### [Task brief]
Compile every line that includes the word "title".

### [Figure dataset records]
###

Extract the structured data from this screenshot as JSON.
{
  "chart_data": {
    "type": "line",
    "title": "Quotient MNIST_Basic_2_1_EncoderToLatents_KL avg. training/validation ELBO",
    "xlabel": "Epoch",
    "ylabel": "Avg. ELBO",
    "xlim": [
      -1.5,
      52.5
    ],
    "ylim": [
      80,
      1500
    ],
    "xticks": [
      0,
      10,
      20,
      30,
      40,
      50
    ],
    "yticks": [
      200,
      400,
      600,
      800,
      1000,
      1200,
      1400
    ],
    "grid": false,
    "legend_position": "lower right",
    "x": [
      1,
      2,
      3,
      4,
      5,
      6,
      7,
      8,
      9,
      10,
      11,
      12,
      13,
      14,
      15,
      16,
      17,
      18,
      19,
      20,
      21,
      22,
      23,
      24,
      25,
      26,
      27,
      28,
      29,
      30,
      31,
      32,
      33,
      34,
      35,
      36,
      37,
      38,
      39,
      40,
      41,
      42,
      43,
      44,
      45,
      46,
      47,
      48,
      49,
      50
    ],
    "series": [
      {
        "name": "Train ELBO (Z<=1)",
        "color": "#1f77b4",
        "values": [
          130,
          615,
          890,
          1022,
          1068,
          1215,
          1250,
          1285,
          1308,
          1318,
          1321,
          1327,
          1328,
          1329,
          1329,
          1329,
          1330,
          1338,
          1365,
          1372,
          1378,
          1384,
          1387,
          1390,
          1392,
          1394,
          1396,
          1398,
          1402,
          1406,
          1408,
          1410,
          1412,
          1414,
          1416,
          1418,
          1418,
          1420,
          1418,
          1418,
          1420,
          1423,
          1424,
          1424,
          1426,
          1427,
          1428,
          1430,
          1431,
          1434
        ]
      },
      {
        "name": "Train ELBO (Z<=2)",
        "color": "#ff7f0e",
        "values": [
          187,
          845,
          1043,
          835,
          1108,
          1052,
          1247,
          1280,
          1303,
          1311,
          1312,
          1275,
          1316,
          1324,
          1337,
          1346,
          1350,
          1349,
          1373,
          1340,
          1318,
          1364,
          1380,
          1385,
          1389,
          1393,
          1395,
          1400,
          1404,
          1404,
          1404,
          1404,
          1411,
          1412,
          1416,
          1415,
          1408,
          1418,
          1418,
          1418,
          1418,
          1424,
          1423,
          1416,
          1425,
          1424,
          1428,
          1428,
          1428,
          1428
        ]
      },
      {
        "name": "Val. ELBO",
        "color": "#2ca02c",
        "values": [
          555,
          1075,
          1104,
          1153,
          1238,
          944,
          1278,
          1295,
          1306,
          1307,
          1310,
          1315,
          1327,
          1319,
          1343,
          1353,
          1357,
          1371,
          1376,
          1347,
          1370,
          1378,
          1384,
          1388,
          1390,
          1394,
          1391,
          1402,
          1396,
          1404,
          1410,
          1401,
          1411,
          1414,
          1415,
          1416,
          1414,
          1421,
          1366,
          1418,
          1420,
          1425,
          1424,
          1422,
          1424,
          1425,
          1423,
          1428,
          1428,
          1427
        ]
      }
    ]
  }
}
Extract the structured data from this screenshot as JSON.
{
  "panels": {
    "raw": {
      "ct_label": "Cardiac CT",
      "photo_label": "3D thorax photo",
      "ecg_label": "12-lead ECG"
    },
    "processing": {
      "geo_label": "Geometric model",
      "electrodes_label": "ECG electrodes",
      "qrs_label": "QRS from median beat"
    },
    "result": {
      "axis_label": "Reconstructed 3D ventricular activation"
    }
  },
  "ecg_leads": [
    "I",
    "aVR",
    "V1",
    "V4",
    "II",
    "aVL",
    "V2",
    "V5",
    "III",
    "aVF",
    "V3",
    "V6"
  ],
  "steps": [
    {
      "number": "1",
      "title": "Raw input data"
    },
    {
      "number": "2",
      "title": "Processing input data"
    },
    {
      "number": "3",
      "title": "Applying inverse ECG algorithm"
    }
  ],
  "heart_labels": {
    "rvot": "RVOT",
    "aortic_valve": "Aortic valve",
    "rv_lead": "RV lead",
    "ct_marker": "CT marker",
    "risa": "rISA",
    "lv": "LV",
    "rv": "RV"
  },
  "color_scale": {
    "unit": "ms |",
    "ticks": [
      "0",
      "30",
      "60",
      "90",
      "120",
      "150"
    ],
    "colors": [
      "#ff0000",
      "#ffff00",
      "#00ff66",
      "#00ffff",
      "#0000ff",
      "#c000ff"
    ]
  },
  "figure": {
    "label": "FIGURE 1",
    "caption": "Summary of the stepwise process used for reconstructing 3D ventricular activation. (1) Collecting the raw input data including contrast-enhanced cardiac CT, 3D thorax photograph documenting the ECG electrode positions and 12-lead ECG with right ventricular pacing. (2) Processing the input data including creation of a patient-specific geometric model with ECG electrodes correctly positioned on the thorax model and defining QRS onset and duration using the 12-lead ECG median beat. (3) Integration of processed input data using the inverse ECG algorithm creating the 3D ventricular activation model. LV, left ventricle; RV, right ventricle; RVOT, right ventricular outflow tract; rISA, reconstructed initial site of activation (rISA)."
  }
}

###

### [Task solution]
    "title": "Quotient MNIST_Basic_2_1_EncoderToLatents_KL avg. training/validation ELBO",
      "title": "Raw input data"
      "title": "Processing input data"
      "title": "Applying inverse ECG algorithm"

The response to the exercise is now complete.